Extracted data entries

▬▬▬▬▬▬

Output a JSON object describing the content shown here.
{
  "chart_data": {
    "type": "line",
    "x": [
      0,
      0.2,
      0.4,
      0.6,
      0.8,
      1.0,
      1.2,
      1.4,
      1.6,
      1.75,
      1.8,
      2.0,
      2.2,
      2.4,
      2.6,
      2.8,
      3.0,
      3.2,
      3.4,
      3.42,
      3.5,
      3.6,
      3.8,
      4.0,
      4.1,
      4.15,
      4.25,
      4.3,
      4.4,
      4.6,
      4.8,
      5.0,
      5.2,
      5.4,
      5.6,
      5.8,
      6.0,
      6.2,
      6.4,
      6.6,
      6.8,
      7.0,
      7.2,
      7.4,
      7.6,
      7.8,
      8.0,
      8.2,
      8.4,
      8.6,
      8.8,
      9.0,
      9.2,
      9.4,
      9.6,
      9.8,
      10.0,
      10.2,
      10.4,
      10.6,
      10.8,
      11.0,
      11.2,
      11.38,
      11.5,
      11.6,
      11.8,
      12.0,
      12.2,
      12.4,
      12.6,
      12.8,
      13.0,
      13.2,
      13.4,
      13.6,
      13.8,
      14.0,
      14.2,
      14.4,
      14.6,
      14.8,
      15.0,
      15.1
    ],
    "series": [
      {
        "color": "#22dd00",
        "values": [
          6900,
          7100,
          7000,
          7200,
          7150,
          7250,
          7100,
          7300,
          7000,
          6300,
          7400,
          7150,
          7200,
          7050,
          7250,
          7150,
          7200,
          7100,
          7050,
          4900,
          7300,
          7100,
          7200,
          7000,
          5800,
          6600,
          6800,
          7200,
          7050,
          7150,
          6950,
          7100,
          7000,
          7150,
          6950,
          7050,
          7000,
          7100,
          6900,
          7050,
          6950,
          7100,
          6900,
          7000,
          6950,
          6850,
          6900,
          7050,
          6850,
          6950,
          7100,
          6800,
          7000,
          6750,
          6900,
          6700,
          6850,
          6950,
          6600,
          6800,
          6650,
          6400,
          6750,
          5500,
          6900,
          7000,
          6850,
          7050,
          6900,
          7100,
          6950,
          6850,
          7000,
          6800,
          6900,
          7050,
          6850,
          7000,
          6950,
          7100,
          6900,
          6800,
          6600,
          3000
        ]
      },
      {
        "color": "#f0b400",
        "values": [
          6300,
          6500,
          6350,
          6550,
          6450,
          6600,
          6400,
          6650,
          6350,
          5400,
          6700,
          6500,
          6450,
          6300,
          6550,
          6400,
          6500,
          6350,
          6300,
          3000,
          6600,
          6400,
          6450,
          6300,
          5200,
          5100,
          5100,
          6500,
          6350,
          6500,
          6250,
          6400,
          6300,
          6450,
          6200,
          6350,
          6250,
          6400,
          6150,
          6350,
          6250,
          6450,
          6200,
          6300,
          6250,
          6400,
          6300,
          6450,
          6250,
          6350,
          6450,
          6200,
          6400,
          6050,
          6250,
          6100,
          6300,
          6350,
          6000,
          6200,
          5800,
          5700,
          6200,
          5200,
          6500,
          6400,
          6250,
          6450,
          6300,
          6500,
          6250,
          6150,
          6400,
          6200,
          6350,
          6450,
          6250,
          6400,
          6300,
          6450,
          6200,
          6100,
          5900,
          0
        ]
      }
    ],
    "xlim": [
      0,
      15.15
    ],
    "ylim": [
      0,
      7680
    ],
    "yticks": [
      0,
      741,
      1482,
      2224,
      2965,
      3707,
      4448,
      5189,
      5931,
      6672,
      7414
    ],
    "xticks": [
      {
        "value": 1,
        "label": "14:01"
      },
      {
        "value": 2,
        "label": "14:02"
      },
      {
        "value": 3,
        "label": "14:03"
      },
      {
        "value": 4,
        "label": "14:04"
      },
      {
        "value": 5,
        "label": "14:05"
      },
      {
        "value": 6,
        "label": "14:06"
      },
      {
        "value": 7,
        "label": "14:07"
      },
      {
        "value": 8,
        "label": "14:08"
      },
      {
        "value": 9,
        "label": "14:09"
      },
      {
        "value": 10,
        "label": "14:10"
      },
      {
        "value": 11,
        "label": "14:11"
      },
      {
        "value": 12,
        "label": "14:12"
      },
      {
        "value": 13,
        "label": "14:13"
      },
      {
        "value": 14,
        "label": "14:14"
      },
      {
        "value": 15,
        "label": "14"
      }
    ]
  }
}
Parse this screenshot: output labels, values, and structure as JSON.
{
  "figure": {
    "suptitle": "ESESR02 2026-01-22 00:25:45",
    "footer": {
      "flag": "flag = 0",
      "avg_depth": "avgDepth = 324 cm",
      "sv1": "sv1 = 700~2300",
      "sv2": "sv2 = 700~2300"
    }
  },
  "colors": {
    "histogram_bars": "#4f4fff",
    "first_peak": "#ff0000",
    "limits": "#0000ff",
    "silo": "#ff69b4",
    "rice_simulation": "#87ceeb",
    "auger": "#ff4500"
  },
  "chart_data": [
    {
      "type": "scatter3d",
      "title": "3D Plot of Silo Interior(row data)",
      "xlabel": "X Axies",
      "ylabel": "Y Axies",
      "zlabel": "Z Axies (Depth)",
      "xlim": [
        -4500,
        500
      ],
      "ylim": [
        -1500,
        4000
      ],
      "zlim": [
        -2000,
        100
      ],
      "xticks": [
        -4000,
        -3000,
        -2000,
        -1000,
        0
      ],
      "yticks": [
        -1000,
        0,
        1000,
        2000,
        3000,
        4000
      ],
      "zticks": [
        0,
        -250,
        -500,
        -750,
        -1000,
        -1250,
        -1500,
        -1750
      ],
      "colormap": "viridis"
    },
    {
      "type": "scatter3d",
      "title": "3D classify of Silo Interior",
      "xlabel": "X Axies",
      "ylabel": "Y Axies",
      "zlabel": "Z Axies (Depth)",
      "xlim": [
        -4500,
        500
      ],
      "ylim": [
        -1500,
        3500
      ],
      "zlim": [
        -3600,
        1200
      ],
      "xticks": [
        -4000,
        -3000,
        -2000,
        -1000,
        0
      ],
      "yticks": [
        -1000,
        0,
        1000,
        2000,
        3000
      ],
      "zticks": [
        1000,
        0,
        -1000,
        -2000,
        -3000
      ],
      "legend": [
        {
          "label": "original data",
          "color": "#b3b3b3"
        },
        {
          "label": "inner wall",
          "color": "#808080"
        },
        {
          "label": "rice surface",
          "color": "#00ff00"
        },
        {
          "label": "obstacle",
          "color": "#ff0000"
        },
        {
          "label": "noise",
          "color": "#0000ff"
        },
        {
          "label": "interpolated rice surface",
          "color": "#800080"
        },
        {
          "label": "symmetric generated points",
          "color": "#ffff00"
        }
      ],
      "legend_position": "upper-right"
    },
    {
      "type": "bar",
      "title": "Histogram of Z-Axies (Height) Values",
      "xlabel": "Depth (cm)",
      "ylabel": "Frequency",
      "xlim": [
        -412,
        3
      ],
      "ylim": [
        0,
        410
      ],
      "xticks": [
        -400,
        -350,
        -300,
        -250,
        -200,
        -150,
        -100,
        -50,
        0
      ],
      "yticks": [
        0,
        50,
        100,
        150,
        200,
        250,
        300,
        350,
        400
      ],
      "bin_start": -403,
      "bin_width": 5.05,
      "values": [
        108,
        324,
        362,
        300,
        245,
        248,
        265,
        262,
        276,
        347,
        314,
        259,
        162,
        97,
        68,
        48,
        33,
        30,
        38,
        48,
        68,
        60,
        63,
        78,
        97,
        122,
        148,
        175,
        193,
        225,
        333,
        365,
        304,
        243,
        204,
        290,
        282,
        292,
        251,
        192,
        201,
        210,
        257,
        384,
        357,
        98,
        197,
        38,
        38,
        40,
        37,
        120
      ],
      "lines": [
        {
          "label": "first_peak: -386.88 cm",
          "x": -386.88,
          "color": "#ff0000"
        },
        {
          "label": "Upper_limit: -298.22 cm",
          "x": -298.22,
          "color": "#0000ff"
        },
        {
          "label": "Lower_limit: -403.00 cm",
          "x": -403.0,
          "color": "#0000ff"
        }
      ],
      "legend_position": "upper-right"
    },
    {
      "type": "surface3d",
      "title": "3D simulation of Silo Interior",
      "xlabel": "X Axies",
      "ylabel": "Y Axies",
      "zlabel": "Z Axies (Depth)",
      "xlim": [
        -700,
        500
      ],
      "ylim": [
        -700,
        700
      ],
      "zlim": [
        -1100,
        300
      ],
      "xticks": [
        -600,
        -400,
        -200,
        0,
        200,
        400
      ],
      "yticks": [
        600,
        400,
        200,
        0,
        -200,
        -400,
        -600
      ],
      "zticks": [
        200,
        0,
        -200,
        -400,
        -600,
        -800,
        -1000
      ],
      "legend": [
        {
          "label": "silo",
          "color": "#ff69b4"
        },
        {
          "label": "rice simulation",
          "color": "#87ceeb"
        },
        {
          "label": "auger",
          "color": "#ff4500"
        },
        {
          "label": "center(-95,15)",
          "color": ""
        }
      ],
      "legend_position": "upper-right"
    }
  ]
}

▬▬▬▬▬▬

**Task directions**. Show each line of the listing that holds the string "JSON".

**In response**.
Output a JSON object describing the content shown here.
Parse this screenshot: output labels, values, and structure as JSON.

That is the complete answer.